* [Task directions]
Return each line of the records with nothing changed, pictures excepted.

Records:
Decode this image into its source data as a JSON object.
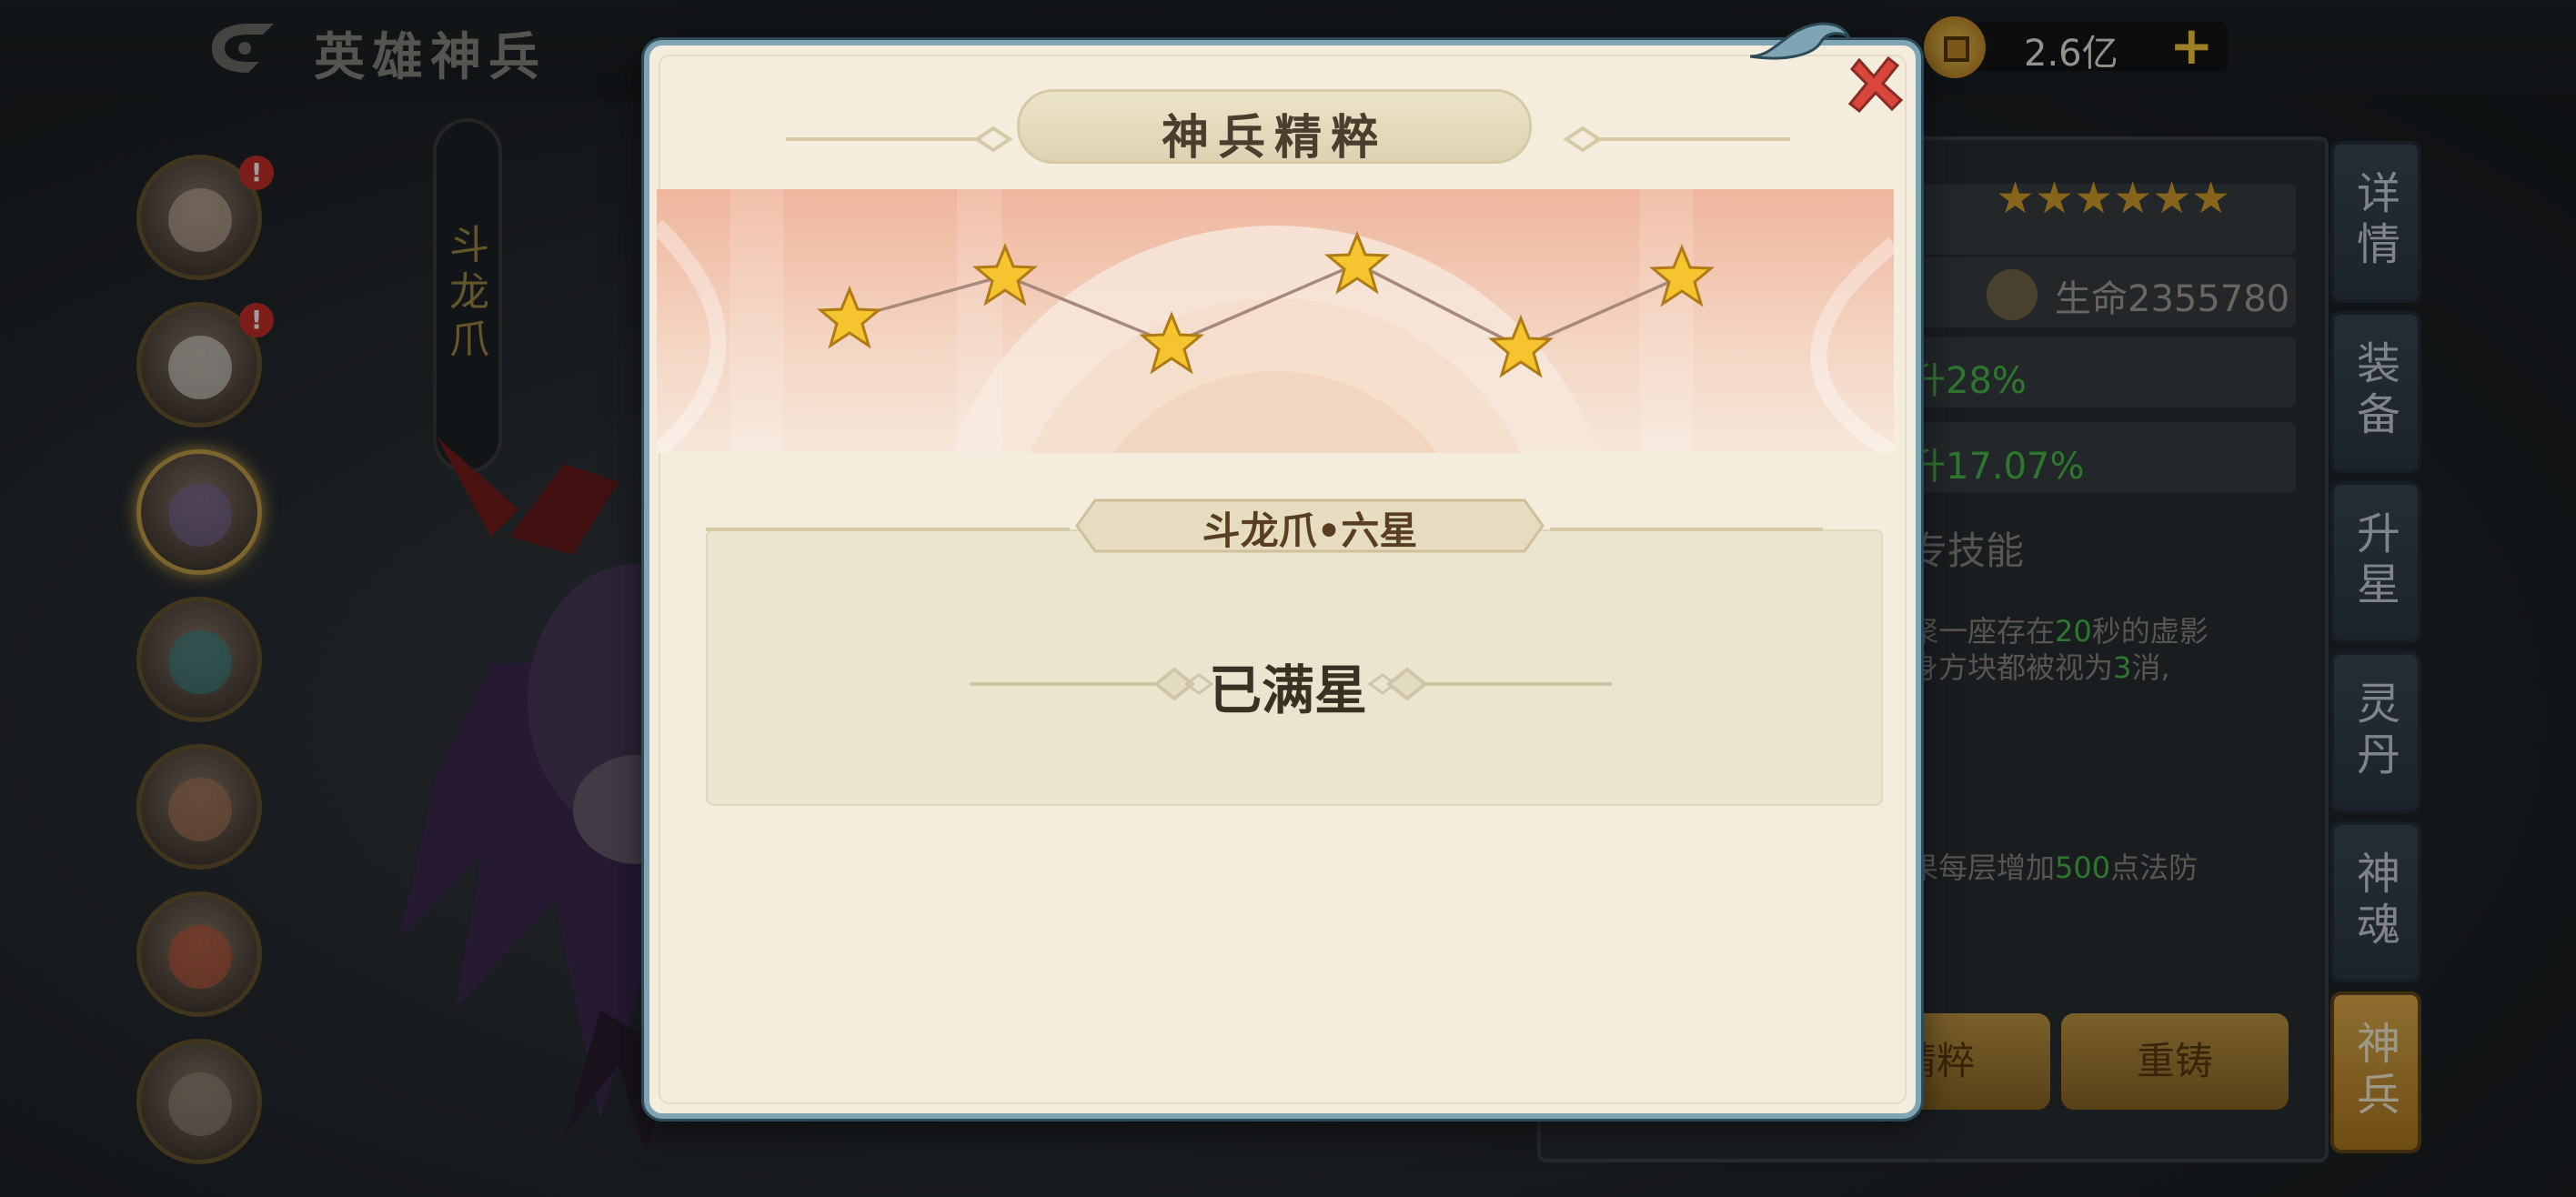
{
  "header": {
    "title": "英雄神兵",
    "currency_value": "2.6亿",
    "currency_plus": "+"
  },
  "hero_list": {
    "badge": "!"
  },
  "weapon_tab": {
    "label": "斗龙爪"
  },
  "right_panel": {
    "stars": "★★★★★★",
    "hp": "生命2355780",
    "stat1": "升28%",
    "stat2": "升17.07%",
    "skill_title": "专技能",
    "skill_line1_a": "聚一座存在",
    "skill_line1_num": "20",
    "skill_line1_b": "秒的虚影",
    "skill_line2_a": "身方块都被视为",
    "skill_line2_num": "3",
    "skill_line2_b": "消,",
    "skill_line3_a": "果每层增加",
    "skill_line3_num": "500",
    "skill_line3_b": "点法防",
    "button_essence": "精粹",
    "button_reforge": "重铸"
  },
  "side_tabs": [
    {
      "label": "详情",
      "active": false
    },
    {
      "label": "装备",
      "active": false
    },
    {
      "label": "升星",
      "active": false
    },
    {
      "label": "灵丹",
      "active": false
    },
    {
      "label": "神魂",
      "active": false
    },
    {
      "label": "神兵",
      "active": true
    }
  ],
  "modal": {
    "title": "神兵精粹",
    "stage_label": "斗龙爪•六星",
    "status": "已满星",
    "stars_filled": 6,
    "stars_total": 6,
    "colors": {
      "accent": "#7fa4b4",
      "star": "#f5c42e",
      "close": "#d8463c"
    }
  }
}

* [The output]
Decode this image into its source data as a JSON object.
{
  "header": {
    "title": "英雄神兵",
    "currency_value": "2.6亿",
    "currency_plus": "+"
  },
  "hero_list": {
    "badge": "!"
  },
  "weapon_tab": {
    "label": "斗龙爪"
  },
  "right_panel": {
    "stars": "★★★★★★",
    "hp": "生命2355780",
    "stat1": "升28%",
    "stat2": "升17.07%",
    "skill_title": "专技能",
    "skill_line1_a": "聚一座存在",
    "skill_line1_num": "20",
    "skill_line1_b": "秒的虚影",
    "skill_line2_a": "身方块都被视为",
    "skill_line2_num": "3",
    "skill_line2_b": "消,",
    "skill_line3_a": "果每层增加",
    "skill_line3_num": "500",
    "skill_line3_b": "点法防",
    "button_essence": "精粹",
    "button_reforge": "重铸"
  },
  "side_tabs": [
    {
      "label": "详情",
      "active": false
    },
    {
      "label": "装备",
      "active": false
    },
    {
      "label": "升星",
      "active": false
    },
    {
      "label": "灵丹",
      "active": false
    },
    {
      "label": "神魂",
      "active": false
    },
    {
      "label": "神兵",
      "active": true
    }
  ],
  "modal": {
    "title": "神兵精粹",
    "stage_label": "斗龙爪•六星",
    "status": "已满星",
    "stars_filled": 6,
    "stars_total": 6,
    "colors": {
      "accent": "#7fa4b4",
      "star": "#f5c42e",
      "close": "#d8463c"
    }
  }
}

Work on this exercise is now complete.